(Excerpt provided Opens)

Complete explanation of a ‘Block’ on the Zone Diet?

The most common question I see when people are new to the zone diet, is: “What is a Block?” usually followed by a whole host of further block related questions (especially when it comes to zone fat blocks) which only go to prove that the original answer wasn’t good enough.  So I’ve decided to explain why all the confusion, in one place, here goes:

Basically there are 3 ways to measure food on the Zone. Each one is more accurate, but more complicated, than the previous one:

1) The Eyeball method.
2) The Block method.
3) The Gram method.

The Eyeball method says look at your plate, fill 1/3 with lean protein, the thickness of your hand, fill 2/3 with favourable carbs, and add a dash of mono unsaturated fat. Job done.

(Excerpt provided Closes)
(Information provided Opens)

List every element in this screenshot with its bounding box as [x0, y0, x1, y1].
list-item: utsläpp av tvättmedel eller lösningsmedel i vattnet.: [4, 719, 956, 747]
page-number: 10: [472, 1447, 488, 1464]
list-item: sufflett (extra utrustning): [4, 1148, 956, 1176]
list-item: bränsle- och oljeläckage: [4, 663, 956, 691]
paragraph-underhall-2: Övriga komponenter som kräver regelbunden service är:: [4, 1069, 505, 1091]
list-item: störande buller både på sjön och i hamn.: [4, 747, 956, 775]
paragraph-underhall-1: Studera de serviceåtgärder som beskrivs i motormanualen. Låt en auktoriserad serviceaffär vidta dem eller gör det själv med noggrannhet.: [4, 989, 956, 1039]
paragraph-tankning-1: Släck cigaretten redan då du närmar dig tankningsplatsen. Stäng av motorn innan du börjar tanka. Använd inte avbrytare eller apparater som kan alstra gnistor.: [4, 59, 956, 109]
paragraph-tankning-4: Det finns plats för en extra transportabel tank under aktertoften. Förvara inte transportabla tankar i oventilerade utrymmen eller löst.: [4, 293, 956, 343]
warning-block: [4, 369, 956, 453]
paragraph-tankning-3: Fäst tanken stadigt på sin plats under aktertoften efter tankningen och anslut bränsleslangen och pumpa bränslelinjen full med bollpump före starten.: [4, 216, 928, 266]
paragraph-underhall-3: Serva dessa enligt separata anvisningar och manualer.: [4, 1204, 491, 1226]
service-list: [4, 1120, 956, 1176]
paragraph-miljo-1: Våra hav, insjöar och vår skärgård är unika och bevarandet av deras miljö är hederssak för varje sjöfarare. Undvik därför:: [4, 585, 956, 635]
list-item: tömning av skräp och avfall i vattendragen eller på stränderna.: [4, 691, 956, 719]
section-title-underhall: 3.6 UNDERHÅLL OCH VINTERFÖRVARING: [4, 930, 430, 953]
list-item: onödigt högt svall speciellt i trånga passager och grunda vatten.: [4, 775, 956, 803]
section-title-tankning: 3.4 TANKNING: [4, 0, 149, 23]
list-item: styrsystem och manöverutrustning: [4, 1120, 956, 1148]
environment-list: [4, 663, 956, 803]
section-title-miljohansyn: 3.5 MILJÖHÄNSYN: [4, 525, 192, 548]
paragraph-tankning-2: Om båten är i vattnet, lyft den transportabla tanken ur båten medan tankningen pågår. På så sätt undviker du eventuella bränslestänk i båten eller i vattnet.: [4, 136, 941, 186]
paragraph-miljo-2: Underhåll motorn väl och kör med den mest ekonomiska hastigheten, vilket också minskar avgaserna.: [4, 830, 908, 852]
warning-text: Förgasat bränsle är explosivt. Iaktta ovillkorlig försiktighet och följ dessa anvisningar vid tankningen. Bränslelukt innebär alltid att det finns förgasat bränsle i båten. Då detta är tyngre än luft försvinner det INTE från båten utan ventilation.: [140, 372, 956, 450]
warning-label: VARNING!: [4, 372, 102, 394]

(Information provided Closes)

Required action 1
Answer these from the text on Zone Diet blocks:
(a) What question do people new to the Zone Diet most often ask?
(b) How many ways to measure food on the Zone does the text list?
(c) Under the Eyeball method, how much of the plate goes to favorable carbs?
Required action 2
Carry on writing the text on Zone Diet blocks from the point where it stops.
You don't need the rows for any of this.

Answer box 1
(a) "What is a Block?"
(b) Three.
(c) Two-thirds.

Answer box 2
The Block method says you can break food into Protein, Carb or Fat blocks. Add blocks of food from each group so you have a balanced meal. Simplicity comes from each food belonging to only one type of block (with a couple of exceptions like milk or yoghurt). This is why an egg say, counts as protein only, even though it contains fat as well. Yes there is some fat in all protein sources, but the block systems averages it all out and takes away that complexity from you.

The Gram method is the most accurate but the most onerous and says that 1 block of carbs is 9g, 1 block of protein is 7g and 1 block of fat is 3g. This allows you to be more accurate, as if you know that an egg contains 4g of fat, you know that 1 egg also has 1 and 1/3 fat blocks in it, and can compensate accordingly. This is why it’s sometimes right to say that the egg counts as fat as well.

(As a slight aside, egg yolks are one of the few things that Dr Sears advises not eating, better to have 2 egg whites as a single block of protein. If you want to know why, it’s all to do with Arachadonic Acid and “bad” eicosanoids.)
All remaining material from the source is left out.